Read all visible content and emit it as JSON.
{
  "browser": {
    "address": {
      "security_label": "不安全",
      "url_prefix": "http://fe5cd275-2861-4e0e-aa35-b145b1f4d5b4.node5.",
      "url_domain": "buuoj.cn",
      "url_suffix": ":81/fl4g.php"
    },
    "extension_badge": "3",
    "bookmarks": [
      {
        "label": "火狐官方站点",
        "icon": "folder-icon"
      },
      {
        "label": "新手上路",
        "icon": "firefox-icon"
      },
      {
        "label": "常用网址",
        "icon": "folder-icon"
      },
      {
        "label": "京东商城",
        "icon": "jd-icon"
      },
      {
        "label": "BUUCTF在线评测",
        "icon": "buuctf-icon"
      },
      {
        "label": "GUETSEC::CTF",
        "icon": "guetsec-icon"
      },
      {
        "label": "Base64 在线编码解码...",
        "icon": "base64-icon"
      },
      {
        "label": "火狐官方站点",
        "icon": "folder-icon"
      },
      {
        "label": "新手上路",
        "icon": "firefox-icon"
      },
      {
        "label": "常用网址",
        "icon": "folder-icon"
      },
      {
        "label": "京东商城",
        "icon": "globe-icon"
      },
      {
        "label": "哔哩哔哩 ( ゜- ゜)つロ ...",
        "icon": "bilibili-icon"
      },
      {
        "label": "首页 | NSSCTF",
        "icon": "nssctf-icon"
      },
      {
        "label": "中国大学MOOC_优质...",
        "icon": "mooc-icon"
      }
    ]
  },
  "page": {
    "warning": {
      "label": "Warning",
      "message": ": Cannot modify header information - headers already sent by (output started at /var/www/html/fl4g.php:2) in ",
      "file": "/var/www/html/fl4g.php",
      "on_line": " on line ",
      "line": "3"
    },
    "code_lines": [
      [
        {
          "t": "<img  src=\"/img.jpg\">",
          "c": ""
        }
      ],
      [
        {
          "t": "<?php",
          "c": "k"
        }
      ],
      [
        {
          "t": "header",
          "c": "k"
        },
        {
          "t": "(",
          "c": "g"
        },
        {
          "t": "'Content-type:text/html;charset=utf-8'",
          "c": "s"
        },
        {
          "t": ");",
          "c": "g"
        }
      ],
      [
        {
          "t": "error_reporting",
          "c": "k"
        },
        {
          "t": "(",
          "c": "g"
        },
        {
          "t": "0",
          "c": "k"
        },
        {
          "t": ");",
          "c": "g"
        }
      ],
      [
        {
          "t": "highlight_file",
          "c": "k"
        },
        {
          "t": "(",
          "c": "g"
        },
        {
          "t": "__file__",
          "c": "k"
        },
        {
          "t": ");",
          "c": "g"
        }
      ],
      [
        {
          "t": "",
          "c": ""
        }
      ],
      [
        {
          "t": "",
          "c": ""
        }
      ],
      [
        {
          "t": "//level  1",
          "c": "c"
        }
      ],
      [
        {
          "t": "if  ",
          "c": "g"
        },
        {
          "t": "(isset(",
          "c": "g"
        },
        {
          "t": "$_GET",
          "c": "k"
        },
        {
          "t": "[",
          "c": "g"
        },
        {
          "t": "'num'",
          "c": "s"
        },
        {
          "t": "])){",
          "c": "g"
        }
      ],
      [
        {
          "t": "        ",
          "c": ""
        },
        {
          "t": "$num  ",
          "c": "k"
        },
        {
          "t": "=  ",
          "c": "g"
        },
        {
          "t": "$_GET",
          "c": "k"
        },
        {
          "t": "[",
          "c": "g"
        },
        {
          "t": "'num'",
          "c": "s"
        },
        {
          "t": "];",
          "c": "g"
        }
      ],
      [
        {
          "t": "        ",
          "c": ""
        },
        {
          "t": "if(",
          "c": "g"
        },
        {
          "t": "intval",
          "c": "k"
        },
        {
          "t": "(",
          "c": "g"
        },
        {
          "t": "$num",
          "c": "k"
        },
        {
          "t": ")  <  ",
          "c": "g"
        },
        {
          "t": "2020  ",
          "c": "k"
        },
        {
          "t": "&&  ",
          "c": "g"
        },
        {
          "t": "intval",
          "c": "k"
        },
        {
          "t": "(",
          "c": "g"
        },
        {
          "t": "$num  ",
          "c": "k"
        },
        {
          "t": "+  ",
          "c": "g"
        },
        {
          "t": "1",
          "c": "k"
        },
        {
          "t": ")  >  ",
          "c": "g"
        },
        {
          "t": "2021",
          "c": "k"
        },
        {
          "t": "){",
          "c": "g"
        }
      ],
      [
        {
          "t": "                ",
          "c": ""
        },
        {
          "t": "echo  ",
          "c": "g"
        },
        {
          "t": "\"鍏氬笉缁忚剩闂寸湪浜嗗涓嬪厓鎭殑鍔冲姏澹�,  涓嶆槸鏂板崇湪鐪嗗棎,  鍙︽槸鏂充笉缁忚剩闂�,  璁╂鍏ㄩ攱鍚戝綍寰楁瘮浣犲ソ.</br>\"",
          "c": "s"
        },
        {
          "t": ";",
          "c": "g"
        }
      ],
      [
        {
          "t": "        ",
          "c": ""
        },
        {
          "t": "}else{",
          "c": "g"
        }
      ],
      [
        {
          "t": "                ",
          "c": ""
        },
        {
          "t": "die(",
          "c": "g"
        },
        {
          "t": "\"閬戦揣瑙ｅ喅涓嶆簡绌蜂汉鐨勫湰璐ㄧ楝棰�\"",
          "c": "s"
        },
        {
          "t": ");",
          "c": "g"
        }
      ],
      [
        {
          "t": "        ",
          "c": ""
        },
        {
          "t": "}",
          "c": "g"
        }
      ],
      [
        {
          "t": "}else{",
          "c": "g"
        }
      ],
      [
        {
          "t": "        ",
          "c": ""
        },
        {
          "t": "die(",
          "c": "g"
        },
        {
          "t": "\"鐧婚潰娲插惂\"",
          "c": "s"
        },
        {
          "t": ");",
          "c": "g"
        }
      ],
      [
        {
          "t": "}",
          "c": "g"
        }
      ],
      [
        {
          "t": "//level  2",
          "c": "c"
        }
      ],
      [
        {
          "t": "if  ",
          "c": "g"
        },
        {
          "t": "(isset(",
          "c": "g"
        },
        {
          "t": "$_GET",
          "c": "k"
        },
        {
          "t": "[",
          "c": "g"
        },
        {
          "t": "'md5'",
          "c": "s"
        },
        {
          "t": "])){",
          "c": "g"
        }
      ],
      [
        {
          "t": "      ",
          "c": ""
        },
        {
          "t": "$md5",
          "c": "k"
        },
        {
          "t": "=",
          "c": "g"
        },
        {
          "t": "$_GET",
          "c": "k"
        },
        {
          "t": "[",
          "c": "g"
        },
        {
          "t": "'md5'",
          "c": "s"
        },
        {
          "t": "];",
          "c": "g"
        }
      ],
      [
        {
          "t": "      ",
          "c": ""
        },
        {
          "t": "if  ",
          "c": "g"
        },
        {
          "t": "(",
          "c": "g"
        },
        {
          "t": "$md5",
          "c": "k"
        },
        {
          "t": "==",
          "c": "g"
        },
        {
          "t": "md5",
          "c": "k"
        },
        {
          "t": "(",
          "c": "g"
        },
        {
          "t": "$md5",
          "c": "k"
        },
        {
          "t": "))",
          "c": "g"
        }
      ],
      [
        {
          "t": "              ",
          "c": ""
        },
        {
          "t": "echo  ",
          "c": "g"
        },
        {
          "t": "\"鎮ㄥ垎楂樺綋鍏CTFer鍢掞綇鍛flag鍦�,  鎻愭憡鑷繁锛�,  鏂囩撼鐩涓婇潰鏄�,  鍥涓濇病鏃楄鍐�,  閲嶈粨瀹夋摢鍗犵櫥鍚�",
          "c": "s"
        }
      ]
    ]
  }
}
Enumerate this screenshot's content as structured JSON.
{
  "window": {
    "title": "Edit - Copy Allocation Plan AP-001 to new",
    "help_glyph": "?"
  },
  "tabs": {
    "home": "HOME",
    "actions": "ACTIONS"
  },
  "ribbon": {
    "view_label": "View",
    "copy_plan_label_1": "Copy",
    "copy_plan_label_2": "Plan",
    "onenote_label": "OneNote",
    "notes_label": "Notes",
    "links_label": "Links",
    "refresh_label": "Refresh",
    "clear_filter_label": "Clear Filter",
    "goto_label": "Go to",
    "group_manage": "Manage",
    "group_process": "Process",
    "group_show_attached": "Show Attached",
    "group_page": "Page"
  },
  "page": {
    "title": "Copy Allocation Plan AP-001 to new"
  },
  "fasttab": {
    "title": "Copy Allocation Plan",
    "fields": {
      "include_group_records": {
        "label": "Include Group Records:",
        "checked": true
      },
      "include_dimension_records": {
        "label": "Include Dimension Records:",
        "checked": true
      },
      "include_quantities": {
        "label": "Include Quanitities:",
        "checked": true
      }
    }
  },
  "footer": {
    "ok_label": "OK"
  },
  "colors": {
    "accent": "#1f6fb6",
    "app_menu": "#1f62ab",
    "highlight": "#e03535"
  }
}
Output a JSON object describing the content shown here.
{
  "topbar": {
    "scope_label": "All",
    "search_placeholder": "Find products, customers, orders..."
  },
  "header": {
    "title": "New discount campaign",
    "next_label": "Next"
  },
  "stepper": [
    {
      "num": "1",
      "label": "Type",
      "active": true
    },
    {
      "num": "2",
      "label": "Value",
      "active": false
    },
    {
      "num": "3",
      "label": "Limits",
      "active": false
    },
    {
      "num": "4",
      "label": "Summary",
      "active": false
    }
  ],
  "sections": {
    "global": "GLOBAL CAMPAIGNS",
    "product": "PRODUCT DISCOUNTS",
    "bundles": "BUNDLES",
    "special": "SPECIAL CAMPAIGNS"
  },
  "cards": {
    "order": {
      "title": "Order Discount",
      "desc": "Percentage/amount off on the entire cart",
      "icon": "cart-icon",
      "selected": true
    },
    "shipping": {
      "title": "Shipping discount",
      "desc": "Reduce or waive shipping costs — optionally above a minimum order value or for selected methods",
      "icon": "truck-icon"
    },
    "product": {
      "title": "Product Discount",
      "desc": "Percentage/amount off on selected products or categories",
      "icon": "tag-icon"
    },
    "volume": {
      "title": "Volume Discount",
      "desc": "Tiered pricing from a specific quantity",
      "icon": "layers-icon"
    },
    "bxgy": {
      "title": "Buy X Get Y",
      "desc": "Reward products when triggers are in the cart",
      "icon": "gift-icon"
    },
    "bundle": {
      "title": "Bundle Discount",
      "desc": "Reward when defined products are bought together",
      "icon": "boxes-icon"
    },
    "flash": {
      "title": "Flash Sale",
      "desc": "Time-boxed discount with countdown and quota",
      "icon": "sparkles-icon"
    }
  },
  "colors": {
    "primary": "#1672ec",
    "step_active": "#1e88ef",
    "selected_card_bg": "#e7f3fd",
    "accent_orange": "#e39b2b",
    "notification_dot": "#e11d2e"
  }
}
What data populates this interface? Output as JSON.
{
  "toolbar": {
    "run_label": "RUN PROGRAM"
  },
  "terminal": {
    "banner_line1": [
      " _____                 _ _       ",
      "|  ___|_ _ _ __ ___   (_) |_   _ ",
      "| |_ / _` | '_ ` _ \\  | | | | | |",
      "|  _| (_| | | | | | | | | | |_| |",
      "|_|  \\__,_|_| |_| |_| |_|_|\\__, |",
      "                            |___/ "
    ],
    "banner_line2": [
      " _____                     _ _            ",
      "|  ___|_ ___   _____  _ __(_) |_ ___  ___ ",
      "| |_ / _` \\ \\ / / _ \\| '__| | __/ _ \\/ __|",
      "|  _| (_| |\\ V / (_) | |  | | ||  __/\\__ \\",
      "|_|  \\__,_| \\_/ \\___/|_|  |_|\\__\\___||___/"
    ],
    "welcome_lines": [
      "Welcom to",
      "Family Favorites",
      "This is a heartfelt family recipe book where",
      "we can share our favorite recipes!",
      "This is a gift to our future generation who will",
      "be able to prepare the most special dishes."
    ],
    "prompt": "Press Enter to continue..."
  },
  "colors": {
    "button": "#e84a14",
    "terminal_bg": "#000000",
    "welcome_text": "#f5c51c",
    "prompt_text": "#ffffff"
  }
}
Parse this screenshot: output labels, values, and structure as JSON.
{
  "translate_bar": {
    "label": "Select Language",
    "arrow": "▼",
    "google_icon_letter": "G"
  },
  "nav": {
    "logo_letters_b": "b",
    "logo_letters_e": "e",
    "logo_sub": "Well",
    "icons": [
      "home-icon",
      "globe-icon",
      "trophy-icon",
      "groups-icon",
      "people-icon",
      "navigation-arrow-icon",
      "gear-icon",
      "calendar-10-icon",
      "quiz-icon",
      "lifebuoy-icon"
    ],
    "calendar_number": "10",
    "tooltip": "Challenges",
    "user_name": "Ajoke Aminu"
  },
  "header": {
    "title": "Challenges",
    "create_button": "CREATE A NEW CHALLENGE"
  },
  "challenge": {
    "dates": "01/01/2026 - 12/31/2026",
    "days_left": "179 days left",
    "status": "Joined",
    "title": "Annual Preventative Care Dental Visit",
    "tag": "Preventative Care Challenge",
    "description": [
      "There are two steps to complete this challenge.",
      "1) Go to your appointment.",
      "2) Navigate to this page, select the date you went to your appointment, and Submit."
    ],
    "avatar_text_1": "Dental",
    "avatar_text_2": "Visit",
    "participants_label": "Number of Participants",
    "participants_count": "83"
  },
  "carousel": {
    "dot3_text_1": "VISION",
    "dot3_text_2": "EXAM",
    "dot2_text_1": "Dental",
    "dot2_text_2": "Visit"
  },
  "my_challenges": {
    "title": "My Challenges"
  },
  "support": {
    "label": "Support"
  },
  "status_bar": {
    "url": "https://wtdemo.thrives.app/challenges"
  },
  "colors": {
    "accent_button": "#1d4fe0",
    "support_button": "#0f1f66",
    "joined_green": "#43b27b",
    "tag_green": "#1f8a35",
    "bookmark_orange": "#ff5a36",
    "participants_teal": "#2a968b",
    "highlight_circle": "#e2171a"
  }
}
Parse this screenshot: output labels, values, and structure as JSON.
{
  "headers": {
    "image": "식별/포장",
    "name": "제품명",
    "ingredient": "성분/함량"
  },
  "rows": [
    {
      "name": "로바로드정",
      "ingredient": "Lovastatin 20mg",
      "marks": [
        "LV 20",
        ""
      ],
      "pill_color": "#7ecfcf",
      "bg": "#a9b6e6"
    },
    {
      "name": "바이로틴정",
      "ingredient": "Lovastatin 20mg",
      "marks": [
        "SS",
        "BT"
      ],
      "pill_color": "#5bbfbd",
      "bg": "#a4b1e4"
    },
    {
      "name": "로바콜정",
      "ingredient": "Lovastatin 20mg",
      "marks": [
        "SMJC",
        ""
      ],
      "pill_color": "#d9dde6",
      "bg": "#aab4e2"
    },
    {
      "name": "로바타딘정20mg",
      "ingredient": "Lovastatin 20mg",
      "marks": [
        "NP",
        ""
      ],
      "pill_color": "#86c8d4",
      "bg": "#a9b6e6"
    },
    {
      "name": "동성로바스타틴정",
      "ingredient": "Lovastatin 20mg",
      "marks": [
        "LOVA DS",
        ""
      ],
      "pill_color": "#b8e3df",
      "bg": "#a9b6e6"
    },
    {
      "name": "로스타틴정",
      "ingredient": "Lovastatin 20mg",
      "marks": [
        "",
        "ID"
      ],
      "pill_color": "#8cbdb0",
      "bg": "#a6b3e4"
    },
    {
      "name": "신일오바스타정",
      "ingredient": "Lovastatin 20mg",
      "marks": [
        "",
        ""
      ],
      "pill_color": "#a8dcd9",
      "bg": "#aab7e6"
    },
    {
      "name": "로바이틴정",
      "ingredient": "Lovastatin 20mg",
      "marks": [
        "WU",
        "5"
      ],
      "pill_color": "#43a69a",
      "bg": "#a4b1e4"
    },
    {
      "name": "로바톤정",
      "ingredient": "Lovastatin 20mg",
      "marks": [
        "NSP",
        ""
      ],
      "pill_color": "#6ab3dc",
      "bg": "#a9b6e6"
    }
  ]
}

------------------------------------------------

State the number of lines that contain the string "appointment", with no other words.

2